● **Task statement**
Search the listing below for the word "Tech" and copy each line that holds it.

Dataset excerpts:
* * * * *

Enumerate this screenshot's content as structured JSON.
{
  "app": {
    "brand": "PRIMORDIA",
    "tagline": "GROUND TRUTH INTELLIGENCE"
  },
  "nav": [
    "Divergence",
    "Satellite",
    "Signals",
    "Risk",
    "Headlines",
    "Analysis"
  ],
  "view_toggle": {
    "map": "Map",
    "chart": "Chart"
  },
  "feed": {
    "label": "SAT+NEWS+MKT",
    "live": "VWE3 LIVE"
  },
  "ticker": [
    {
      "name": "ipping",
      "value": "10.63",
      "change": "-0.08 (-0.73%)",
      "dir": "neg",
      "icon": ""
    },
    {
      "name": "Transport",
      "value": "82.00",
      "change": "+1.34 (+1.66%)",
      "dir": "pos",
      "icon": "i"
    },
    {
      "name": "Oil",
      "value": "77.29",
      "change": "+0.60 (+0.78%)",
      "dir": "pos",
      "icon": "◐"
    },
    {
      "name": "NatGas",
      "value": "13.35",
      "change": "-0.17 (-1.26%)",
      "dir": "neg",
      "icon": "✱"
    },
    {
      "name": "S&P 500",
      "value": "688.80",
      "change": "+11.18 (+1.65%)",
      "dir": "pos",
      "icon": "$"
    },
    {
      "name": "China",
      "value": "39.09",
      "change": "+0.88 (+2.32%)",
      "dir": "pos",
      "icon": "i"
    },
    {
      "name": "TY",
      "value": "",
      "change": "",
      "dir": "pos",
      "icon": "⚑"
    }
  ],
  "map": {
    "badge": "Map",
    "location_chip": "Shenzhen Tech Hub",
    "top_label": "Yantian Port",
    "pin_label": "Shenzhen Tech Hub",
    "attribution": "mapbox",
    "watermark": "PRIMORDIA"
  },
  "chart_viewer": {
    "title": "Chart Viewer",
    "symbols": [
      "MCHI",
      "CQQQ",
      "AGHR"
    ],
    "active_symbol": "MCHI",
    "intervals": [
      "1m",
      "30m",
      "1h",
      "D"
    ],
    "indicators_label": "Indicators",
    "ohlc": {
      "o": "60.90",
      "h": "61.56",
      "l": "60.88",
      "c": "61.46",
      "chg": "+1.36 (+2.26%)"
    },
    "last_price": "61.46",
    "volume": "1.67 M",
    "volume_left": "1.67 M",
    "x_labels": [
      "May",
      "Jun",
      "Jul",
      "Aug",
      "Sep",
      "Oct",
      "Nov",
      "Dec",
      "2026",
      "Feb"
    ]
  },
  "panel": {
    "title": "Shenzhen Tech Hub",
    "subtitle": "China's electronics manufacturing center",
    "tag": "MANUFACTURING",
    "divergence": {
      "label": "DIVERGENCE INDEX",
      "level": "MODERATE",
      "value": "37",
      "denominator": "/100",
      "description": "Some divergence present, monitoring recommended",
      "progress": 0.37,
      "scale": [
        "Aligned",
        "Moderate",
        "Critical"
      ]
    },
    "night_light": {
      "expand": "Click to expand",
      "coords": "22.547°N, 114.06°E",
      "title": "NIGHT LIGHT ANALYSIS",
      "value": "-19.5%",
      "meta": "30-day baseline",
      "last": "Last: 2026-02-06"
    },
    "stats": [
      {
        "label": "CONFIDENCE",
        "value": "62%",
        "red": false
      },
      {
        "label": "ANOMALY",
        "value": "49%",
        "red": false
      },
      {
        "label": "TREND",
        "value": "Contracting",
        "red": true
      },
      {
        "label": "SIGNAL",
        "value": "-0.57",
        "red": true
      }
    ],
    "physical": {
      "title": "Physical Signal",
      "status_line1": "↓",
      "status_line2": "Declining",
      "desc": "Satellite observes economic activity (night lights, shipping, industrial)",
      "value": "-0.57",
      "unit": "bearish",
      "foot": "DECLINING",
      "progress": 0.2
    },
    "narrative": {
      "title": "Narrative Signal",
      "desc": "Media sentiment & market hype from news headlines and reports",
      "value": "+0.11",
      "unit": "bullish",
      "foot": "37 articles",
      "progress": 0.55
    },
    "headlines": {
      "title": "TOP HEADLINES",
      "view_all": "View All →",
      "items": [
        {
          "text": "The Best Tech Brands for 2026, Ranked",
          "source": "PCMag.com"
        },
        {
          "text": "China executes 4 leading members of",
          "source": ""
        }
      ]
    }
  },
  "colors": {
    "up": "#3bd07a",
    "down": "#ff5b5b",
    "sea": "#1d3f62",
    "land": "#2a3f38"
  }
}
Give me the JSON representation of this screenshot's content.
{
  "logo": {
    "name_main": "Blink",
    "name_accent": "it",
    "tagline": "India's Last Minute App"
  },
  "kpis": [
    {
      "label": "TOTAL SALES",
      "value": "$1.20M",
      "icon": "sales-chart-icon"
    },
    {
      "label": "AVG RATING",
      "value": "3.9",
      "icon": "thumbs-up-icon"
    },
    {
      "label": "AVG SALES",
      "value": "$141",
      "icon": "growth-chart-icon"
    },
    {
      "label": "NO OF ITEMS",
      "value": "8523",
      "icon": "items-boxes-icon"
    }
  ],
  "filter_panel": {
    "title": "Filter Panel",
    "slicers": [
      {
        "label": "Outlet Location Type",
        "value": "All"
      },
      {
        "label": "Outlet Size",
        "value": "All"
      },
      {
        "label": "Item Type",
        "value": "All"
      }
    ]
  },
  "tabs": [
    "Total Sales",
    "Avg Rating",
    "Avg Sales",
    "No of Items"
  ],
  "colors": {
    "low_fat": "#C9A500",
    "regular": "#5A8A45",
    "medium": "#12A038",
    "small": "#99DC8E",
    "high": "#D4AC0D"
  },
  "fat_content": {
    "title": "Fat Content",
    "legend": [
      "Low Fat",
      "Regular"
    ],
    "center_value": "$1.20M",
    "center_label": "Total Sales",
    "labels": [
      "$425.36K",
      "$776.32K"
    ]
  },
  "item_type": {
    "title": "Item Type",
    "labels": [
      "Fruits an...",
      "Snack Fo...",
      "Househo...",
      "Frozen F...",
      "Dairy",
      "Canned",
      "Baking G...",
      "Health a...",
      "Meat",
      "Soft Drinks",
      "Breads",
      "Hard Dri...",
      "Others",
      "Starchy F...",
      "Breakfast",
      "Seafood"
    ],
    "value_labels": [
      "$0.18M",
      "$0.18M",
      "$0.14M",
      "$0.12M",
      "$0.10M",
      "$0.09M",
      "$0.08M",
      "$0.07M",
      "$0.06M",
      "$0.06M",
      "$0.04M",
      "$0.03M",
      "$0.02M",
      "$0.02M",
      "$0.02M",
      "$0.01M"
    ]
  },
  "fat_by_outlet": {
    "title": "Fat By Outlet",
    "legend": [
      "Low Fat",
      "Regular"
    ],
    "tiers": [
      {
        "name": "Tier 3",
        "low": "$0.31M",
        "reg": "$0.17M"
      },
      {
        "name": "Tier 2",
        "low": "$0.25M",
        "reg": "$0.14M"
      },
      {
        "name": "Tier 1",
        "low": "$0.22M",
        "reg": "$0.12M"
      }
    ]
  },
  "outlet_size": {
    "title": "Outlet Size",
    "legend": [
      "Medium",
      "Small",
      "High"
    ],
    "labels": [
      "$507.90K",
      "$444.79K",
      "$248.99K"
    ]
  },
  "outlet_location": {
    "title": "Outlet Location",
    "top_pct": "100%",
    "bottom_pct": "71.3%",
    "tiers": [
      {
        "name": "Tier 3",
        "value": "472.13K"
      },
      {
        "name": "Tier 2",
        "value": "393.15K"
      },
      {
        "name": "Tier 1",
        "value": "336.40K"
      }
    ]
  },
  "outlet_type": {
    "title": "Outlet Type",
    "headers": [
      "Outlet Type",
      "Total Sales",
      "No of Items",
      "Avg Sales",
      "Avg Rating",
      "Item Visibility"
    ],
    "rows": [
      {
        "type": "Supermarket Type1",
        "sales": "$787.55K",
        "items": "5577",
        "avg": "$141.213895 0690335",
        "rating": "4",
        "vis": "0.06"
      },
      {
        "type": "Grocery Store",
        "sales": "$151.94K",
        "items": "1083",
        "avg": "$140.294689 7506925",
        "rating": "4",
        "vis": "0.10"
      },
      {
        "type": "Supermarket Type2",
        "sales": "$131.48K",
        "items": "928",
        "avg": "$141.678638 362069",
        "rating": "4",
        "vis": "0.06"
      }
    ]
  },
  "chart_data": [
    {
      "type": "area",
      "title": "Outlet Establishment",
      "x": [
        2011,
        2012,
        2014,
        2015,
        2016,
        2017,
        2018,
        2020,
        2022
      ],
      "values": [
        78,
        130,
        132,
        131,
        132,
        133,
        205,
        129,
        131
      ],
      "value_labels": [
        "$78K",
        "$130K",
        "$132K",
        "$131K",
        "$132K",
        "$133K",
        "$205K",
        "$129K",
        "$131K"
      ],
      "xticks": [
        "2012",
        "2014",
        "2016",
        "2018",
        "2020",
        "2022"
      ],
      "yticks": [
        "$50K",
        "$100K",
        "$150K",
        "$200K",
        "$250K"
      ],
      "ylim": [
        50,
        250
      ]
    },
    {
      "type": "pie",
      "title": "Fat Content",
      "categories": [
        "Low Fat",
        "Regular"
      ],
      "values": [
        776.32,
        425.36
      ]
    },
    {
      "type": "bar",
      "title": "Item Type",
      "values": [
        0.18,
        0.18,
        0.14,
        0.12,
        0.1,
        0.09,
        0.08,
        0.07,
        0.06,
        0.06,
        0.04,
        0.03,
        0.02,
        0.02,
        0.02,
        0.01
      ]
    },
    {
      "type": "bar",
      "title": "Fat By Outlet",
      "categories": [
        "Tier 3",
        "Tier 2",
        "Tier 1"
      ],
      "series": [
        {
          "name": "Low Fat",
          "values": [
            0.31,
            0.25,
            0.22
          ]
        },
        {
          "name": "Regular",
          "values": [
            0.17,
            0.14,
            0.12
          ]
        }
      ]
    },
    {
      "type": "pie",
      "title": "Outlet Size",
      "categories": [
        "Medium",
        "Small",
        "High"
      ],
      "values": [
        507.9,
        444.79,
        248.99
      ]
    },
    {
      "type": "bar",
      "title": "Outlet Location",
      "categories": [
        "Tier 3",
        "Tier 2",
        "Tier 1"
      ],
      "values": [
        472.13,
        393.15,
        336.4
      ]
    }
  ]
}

* * * * *

● **Complete answer**
    "location_chip": "Shenzhen Tech Hub",
    "pin_label": "Shenzhen Tech Hub",
    "title": "Shenzhen Tech Hub",
          "text": "The Best Tech Brands for 2026, Ranked",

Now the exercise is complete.